◆ **PROMPT 1**
Print the passage about the night at the campground word for word, between "He was dressed" and "woods surrounding us.", inclusive.
◆ **PROMPT 2**
Count the lines of the records that contain the string "name" and give only the number.

◆ **PASSAGE PROVIDED**
-------------------------

(Charlie and Ira Louvin)
We were sitting around a picnic table at Stanley’s
Campgrounds outside of Ocean Isle Beach, N.C., drinking beer and George Dickel,
playing poker, and telling tales when Richard walked over from a neighboring
trailer.
It was decades ago, but I’ll never forget that night. I’m
glad I wrote the details down in a journal.
He was dressed well although his shirttail hung out. A Lucky
Strike dangled from his lips, and an unruly lock of hair nearly covered his
right eye. He asked me about my guitar, an even then fairly beat-up Yamaha
acoustic, which was leaning against a tree. We took turns playing a couple
tunes, but then I stepped back and let him take over.
Music filled that summer night for the next couple of hours.
I think Richard knew every song Jimmie Rogers and Hank Williams ever sang.
You’re not going to believe this, but when he got to I’m So Lonesome I Could
Cry and the part about the whippoorwill
that “sounds too blue to fly” I swear I heard a whippoorwill cry out from the
woods surrounding us.
Richard was 32, from Danville, Va., and on the run from the
law for writing bad checks. “Hell, I just want to be free like everybody else,”
he told us. “Up there you’re not. Here you are.”

-------------------------

◆ **DATA**
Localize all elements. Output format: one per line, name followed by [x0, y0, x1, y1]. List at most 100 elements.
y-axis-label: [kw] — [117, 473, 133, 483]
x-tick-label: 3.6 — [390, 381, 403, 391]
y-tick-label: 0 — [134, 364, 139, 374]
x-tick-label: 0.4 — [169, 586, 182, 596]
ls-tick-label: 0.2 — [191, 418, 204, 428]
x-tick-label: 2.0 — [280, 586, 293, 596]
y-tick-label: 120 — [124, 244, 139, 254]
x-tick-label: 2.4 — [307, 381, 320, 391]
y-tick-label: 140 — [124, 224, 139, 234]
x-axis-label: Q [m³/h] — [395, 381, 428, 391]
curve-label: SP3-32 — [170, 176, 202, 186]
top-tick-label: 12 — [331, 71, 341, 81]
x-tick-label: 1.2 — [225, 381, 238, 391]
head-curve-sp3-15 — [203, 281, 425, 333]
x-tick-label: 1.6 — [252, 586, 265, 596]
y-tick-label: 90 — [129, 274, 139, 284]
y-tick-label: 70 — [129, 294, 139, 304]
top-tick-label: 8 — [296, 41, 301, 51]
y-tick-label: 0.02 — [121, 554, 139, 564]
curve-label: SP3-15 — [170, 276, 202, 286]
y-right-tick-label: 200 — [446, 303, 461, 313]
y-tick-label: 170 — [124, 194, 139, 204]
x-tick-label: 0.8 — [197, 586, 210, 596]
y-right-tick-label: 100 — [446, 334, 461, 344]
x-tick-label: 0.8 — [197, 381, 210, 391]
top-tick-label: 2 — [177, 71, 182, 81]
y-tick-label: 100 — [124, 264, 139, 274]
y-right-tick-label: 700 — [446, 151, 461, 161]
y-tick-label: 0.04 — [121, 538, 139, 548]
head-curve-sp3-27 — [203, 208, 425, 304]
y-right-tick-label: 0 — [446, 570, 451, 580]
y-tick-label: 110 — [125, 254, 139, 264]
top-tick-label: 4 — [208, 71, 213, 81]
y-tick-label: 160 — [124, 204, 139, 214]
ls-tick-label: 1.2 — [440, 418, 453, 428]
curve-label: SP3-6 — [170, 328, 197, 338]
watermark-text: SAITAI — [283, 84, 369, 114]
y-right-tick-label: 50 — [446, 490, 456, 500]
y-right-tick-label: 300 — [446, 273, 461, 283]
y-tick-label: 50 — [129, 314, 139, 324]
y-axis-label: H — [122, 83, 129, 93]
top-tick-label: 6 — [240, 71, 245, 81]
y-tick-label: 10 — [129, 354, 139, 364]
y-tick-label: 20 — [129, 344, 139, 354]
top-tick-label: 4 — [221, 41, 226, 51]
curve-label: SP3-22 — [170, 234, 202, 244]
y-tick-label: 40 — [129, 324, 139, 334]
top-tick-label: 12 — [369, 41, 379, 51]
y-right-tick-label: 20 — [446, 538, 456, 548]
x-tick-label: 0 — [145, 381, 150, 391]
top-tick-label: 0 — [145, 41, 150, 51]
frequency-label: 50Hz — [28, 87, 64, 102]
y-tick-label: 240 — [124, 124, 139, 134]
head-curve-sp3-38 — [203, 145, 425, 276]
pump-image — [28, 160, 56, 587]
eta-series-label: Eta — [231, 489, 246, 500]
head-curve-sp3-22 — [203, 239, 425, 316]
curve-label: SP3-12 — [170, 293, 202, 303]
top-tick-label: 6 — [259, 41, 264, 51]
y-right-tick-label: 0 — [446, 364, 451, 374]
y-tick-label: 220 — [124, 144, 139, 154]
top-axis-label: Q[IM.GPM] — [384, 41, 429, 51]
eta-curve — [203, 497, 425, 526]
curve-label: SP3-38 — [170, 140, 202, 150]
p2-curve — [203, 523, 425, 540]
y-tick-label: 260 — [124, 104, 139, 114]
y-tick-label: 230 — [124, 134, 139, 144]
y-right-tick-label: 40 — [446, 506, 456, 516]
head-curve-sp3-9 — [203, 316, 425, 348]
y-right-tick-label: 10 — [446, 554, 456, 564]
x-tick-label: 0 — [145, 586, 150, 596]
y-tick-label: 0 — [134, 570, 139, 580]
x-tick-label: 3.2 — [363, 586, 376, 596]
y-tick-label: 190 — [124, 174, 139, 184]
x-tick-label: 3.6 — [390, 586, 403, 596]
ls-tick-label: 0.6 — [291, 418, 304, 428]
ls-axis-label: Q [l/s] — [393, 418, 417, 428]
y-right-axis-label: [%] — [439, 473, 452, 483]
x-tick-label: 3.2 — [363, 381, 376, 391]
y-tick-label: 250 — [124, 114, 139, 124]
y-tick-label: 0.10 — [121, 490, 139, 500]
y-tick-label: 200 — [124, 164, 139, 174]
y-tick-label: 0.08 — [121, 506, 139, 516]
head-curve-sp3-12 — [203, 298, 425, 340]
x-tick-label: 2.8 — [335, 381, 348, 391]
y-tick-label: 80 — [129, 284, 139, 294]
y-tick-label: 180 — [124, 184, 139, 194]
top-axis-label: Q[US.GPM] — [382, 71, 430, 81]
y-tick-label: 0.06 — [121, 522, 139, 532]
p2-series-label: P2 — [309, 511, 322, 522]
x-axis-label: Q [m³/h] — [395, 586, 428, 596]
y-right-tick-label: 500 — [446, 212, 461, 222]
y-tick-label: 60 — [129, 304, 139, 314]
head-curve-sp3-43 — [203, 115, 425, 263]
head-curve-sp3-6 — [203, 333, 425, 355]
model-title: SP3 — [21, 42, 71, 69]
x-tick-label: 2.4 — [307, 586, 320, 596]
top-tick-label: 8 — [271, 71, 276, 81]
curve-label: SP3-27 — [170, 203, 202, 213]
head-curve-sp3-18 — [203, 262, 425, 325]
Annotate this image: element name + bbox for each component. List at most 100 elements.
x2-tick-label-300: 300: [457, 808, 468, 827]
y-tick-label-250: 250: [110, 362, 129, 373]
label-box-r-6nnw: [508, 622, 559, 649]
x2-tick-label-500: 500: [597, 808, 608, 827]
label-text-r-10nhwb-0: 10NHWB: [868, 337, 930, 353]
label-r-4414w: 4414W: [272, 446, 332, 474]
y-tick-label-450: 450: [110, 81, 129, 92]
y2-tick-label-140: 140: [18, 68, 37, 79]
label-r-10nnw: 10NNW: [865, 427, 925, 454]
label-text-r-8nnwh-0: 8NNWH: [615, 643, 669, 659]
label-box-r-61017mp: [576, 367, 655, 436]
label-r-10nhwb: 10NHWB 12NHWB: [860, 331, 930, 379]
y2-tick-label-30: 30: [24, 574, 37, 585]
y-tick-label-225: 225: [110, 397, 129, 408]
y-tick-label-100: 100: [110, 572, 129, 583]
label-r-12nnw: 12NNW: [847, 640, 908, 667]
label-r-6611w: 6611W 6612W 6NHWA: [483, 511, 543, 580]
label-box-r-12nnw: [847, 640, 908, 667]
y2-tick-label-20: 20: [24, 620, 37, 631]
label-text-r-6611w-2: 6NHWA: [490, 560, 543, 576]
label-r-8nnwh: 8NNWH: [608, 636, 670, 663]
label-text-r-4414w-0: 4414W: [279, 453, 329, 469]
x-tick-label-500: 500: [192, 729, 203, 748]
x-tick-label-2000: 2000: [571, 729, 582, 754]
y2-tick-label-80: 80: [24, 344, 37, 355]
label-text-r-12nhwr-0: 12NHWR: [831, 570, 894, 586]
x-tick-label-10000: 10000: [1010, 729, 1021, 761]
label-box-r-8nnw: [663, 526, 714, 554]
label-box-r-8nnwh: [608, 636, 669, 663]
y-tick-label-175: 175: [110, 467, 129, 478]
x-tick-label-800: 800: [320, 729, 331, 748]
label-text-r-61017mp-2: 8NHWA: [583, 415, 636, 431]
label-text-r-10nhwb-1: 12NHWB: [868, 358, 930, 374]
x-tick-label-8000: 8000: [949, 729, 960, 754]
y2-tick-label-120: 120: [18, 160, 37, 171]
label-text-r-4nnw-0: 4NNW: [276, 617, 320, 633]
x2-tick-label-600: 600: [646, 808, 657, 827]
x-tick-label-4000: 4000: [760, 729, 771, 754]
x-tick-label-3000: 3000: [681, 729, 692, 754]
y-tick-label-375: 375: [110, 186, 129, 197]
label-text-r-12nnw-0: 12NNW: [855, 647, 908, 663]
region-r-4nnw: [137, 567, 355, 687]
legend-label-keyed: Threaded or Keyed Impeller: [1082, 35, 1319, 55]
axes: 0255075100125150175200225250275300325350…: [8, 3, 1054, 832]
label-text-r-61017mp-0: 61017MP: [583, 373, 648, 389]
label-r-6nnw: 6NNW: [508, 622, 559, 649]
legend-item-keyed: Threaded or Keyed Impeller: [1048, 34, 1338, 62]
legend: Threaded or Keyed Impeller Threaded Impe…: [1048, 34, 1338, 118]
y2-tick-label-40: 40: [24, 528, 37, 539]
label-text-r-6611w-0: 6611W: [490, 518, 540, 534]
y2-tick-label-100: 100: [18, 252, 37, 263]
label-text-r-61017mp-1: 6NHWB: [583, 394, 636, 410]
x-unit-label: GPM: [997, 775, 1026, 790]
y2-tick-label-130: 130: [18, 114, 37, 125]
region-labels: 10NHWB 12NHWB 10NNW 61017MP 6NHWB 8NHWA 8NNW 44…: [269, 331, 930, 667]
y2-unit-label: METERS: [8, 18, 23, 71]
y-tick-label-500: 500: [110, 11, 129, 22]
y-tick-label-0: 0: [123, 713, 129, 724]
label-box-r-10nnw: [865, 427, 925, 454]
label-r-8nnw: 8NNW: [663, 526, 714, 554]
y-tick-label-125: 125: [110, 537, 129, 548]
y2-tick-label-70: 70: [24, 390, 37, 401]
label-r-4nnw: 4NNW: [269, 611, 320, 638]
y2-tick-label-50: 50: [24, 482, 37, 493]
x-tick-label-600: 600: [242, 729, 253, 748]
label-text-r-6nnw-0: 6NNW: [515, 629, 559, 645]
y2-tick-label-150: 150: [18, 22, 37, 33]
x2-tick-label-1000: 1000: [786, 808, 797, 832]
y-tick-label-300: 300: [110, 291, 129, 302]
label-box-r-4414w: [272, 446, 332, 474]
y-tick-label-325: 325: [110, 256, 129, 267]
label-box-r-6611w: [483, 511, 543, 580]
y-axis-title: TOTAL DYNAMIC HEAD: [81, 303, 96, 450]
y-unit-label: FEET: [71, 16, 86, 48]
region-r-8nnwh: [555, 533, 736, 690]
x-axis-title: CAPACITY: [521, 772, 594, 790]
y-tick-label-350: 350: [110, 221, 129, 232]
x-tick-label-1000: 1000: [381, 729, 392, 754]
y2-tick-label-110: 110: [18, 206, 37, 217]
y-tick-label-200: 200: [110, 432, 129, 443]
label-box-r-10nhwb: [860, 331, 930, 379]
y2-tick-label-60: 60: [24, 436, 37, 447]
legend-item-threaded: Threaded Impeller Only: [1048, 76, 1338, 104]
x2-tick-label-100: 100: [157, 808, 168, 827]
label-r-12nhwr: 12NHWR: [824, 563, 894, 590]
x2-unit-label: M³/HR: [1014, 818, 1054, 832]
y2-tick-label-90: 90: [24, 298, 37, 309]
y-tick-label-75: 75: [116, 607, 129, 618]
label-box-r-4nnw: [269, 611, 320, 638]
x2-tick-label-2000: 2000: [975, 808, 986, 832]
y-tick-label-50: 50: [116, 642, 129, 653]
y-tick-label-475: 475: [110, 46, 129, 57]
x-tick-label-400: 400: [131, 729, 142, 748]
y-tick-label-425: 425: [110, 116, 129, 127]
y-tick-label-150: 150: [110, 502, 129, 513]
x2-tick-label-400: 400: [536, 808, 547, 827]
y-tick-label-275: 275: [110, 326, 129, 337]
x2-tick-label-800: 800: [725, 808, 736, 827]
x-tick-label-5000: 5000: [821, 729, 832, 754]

-------------------------

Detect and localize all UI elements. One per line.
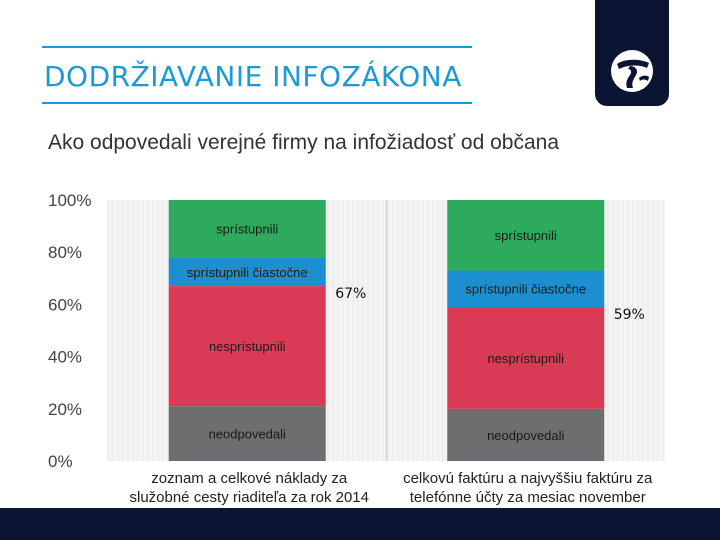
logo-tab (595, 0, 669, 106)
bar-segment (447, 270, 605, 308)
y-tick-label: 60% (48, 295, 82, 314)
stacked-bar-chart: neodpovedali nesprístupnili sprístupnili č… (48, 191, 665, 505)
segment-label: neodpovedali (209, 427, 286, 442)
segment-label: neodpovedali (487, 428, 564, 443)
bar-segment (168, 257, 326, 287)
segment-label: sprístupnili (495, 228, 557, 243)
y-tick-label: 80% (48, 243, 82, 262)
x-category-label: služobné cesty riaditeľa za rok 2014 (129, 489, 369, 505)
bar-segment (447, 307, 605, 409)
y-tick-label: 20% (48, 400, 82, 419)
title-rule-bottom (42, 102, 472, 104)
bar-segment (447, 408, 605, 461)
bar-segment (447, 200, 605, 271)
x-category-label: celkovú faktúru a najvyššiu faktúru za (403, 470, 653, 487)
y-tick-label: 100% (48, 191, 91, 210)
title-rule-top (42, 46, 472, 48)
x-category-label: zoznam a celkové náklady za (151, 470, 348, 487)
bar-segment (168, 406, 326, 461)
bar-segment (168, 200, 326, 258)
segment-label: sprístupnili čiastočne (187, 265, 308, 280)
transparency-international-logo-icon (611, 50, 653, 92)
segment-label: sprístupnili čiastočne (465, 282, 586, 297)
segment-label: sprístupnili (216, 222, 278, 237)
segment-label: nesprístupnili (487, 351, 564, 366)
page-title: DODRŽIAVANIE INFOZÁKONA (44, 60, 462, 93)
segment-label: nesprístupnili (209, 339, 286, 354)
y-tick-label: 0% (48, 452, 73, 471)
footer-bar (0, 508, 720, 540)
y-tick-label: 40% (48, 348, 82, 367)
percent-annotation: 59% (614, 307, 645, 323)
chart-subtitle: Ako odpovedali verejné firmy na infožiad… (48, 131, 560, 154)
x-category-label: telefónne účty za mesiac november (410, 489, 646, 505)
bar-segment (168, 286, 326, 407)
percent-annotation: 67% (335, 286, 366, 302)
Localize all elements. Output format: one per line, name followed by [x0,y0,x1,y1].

-------------------------

◆ **RESULT 1**
He was dressed well although his shirttail hung out. A Lucky
Strike dangled from his lips, and an unruly lock of hair nearly covered his
right eye. He asked me about my guitar, an even then fairly beat-up Yamaha
acoustic, which was leaning against a tree. We took turns playing a couple
tunes, but then I stepped back and let him take over.
Music filled that summer night for the next couple of hours.
I think Richard knew every song Jimmie Rogers and Hank Williams ever sang.
You’re not going to believe this, but when he got to I’m So Lonesome I Could
Cry and the part about the whippoorwill
that “sounds too blue to fly” I swear I heard a whippoorwill cry out from the
woods surrounding us.

◆ **RESULT 2**
3